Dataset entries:
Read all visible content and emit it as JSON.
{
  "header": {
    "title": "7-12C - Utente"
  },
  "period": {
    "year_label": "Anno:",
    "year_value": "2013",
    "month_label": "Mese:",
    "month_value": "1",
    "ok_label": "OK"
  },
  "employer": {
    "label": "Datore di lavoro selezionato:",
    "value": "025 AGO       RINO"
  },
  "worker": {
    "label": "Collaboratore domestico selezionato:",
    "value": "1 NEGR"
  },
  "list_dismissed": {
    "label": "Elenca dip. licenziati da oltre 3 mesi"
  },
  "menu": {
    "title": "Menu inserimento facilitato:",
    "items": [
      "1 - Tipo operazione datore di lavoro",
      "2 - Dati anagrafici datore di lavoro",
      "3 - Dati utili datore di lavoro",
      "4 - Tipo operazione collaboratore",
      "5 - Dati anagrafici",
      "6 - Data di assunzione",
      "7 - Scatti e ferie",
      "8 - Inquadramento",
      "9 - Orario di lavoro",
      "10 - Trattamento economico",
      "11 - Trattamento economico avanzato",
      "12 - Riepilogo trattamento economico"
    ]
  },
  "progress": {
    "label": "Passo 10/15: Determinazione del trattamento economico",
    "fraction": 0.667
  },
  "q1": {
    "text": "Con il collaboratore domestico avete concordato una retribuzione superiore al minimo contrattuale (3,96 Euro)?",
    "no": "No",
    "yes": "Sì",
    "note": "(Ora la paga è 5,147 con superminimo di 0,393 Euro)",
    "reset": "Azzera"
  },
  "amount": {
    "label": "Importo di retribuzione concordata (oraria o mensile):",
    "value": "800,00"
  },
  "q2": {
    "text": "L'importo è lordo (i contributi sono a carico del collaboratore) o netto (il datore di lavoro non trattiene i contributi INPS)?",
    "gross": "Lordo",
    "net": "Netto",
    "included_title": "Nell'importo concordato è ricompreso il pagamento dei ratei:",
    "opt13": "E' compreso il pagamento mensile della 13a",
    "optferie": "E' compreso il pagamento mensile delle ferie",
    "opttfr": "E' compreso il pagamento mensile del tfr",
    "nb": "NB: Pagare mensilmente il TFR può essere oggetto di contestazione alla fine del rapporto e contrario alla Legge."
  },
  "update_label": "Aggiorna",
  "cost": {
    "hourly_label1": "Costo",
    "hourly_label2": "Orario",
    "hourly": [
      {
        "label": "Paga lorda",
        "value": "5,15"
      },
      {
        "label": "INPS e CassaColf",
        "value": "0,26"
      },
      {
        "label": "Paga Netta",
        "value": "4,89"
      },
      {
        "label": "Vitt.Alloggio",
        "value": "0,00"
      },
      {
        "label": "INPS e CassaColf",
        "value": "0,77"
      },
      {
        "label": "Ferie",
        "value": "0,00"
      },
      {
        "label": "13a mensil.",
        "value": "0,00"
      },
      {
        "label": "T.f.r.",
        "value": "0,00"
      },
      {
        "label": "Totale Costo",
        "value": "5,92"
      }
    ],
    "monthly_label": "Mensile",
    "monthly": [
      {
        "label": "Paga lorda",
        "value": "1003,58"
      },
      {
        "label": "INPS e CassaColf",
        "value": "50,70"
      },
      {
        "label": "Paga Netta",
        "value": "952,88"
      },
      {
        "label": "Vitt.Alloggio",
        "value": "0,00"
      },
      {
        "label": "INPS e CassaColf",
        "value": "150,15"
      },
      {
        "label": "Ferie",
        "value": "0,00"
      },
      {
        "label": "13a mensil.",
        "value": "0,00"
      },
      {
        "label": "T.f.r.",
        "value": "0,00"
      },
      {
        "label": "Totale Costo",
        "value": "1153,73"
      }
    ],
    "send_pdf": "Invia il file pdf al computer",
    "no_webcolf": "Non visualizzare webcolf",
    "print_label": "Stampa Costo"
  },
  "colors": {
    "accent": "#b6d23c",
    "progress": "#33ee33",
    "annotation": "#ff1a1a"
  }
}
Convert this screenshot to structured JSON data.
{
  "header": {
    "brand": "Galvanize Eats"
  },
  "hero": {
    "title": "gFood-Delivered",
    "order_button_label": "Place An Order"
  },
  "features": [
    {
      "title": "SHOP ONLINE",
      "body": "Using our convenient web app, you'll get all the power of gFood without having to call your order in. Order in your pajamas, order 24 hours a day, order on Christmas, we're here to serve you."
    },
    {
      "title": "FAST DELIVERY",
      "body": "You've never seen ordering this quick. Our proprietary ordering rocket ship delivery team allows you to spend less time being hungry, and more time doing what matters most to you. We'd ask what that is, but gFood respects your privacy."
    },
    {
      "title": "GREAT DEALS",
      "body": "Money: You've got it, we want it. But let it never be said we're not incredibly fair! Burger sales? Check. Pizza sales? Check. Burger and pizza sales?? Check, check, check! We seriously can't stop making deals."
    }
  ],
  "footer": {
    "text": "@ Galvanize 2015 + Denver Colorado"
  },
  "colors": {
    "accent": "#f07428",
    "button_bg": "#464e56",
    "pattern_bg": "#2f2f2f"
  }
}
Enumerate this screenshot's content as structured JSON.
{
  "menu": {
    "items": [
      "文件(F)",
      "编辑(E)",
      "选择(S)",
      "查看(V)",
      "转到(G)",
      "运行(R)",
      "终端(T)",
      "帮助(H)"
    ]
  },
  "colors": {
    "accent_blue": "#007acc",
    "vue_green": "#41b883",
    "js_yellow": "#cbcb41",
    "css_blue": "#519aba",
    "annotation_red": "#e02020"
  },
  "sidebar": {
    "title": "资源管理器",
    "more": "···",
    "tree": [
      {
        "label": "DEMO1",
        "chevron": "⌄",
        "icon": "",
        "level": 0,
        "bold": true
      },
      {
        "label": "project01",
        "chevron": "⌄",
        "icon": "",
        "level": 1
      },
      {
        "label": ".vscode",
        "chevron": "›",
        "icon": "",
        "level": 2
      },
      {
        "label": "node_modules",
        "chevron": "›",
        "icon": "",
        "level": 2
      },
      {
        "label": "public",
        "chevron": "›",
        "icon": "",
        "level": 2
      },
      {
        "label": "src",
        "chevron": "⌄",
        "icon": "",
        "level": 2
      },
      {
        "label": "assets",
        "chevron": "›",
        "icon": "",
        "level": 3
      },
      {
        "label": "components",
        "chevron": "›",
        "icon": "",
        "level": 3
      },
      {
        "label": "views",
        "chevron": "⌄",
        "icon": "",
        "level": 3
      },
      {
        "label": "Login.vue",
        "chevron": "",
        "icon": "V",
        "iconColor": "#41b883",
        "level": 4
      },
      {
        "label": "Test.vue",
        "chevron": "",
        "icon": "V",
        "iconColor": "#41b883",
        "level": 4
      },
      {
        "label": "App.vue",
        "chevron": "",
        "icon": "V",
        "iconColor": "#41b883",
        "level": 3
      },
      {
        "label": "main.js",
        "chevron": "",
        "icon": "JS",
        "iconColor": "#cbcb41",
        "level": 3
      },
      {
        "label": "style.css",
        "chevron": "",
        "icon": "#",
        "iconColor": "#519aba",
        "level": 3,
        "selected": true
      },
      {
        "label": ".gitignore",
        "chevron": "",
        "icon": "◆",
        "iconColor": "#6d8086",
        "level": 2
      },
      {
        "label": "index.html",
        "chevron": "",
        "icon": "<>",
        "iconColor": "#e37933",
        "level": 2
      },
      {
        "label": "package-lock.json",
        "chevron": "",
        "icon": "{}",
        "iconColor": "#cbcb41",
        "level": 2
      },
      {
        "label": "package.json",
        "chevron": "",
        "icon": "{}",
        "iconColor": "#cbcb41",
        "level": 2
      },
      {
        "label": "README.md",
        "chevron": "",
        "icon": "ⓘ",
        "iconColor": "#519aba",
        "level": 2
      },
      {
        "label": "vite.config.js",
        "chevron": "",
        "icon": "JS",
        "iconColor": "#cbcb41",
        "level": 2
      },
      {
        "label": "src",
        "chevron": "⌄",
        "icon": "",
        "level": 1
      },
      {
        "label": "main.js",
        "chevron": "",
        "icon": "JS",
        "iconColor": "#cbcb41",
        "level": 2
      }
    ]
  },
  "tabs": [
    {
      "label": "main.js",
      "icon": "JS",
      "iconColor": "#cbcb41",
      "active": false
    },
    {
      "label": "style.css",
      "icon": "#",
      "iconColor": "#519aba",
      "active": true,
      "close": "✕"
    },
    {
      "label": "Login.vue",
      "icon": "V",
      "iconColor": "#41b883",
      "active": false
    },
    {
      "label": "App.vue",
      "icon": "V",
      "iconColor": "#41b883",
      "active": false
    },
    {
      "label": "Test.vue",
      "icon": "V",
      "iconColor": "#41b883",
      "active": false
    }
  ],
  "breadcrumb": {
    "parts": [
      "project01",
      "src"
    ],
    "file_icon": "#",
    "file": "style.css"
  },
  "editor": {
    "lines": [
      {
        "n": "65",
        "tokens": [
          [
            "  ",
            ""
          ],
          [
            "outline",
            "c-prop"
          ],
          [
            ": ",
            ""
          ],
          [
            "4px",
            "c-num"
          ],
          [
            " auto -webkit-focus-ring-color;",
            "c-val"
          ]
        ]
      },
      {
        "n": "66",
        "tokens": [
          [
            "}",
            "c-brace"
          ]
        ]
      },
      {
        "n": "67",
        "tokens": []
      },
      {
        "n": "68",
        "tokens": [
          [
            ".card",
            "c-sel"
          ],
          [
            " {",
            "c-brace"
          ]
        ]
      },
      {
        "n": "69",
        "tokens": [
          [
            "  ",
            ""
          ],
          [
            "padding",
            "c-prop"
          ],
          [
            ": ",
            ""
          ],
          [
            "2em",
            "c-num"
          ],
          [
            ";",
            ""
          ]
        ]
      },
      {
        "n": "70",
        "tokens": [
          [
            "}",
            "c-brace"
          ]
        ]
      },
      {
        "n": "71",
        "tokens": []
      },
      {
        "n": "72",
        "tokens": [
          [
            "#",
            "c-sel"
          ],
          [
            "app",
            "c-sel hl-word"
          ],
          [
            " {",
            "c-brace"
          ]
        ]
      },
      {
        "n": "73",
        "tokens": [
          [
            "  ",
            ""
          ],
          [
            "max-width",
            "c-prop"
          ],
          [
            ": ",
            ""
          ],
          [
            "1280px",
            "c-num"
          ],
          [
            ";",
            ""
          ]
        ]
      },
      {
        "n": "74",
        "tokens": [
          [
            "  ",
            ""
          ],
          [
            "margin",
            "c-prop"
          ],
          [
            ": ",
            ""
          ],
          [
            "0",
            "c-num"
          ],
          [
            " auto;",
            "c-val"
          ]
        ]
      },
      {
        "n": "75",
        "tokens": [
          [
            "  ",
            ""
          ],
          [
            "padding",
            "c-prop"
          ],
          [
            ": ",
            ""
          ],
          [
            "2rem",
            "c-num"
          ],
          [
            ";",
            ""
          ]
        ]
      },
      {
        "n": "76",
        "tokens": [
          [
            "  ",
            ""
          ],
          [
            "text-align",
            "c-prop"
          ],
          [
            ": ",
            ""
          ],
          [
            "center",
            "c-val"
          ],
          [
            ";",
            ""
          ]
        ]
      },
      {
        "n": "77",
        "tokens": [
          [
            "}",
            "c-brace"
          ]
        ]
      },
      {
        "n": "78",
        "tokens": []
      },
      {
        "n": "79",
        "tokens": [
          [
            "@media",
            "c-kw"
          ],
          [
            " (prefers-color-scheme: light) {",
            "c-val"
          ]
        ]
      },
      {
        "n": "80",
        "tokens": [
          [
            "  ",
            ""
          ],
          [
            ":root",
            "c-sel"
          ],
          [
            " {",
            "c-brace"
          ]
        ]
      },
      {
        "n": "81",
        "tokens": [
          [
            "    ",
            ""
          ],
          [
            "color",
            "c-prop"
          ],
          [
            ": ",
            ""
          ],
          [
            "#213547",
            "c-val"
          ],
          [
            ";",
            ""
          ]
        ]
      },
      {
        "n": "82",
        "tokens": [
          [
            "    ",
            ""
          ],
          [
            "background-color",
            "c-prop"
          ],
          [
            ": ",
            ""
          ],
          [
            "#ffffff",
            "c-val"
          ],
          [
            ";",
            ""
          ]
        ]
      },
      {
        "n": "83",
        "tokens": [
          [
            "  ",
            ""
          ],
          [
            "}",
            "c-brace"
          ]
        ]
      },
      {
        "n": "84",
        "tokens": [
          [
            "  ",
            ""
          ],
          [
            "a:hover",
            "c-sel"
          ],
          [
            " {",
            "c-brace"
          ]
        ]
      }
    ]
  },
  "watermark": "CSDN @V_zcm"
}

Task goal: All lines that include "Dati" are to be gathered and copied.

Response to this exercise:
      "2 - Dati anagrafici datore di lavoro",
      "3 - Dati utili datore di lavoro",
      "5 - Dati anagrafici",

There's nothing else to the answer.